What is needed -
Pictures do not belong in the copy; transcribe everything else in the records exactly.

********

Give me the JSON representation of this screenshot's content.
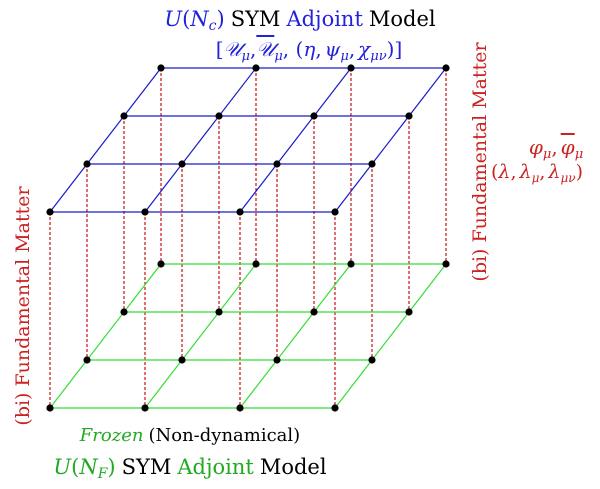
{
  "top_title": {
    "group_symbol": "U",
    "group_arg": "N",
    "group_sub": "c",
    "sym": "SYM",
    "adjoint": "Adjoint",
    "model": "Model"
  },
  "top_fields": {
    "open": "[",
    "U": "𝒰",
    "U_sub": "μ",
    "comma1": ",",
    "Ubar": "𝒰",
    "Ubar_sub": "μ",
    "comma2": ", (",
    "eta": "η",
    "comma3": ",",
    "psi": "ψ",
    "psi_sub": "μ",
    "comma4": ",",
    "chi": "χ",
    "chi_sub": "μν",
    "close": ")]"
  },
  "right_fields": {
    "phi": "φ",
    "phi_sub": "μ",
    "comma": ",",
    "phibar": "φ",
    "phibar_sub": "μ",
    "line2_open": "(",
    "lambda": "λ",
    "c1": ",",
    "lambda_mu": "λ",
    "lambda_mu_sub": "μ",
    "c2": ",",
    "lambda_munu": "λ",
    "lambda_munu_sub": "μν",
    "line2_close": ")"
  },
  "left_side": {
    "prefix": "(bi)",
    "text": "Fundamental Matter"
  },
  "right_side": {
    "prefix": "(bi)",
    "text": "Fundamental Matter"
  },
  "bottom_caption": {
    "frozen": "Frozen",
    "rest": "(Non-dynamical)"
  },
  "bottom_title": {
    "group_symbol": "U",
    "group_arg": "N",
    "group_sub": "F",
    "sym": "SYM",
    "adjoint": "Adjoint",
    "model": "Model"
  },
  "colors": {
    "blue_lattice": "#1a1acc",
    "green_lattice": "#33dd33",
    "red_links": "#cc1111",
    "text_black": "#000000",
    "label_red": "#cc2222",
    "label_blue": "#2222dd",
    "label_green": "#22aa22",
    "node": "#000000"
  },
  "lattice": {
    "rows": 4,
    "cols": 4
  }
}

********

Exercise result -
Give me the JSON representation of this screenshot's content.
{
  "top_title": {
    "group_symbol": "U",
    "group_arg": "N",
    "group_sub": "c",
    "sym": "SYM",
    "adjoint": "Adjoint",
    "model": "Model"
  },
  "top_fields": {
    "open": "[",
    "U": "𝒰",
    "U_sub": "μ",
    "comma1": ",",
    "Ubar": "𝒰",
    "Ubar_sub": "μ",
    "comma2": ", (",
    "eta": "η",
    "comma3": ",",
    "psi": "ψ",
    "psi_sub": "μ",
    "comma4": ",",
    "chi": "χ",
    "chi_sub": "μν",
    "close": ")]"
  },
  "right_fields": {
    "phi": "φ",
    "phi_sub": "μ",
    "comma": ",",
    "phibar": "φ",
    "phibar_sub": "μ",
    "line2_open": "(",
    "lambda": "λ",
    "c1": ",",
    "lambda_mu": "λ",
    "lambda_mu_sub": "μ",
    "c2": ",",
    "lambda_munu": "λ",
    "lambda_munu_sub": "μν",
    "line2_close": ")"
  },
  "left_side": {
    "prefix": "(bi)",
    "text": "Fundamental Matter"
  },
  "right_side": {
    "prefix": "(bi)",
    "text": "Fundamental Matter"
  },
  "bottom_caption": {
    "frozen": "Frozen",
    "rest": "(Non-dynamical)"
  },
  "bottom_title": {
    "group_symbol": "U",
    "group_arg": "N",
    "group_sub": "F",
    "sym": "SYM",
    "adjoint": "Adjoint",
    "model": "Model"
  },
  "colors": {
    "blue_lattice": "#1a1acc",
    "green_lattice": "#33dd33",
    "red_links": "#cc1111",
    "text_black": "#000000",
    "label_red": "#cc2222",
    "label_blue": "#2222dd",
    "label_green": "#22aa22",
    "node": "#000000"
  },
  "lattice": {
    "rows": 4,
    "cols": 4
  }
}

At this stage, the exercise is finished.